• [Do this]:
Write the data out again, exactly as given.

• [Given records]:
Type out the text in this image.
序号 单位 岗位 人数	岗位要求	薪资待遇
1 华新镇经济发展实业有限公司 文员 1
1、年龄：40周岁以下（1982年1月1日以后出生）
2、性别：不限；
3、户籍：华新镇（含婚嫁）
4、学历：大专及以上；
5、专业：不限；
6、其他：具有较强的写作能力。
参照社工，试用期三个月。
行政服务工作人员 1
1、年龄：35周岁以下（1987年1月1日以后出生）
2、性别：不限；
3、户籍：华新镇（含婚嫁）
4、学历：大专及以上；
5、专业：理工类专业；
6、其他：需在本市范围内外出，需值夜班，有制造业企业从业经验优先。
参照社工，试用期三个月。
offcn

• [Full output]:
Type out the text in this image.
序号 单位 岗位 人数	岗位要求	薪资待遇
1 华新镇经济发展实业有限公司 文员 1
1、年龄：40周岁以下（1982年1月1日以后出生）
2、性别：不限；
3、户籍：华新镇（含婚嫁）
4、学历：大专及以上；
5、专业：不限；
6、其他：具有较强的写作能力。
参照社工，试用期三个月。
行政服务工作人员 1
1、年龄：35周岁以下（1987年1月1日以后出生）
2、性别：不限；
3、户籍：华新镇（含婚嫁）
4、学历：大专及以上；
5、专业：理工类专业；
6、其他：需在本市范围内外出，需值夜班，有制造业企业从业经验优先。
参照社工，试用期三个月。
offcn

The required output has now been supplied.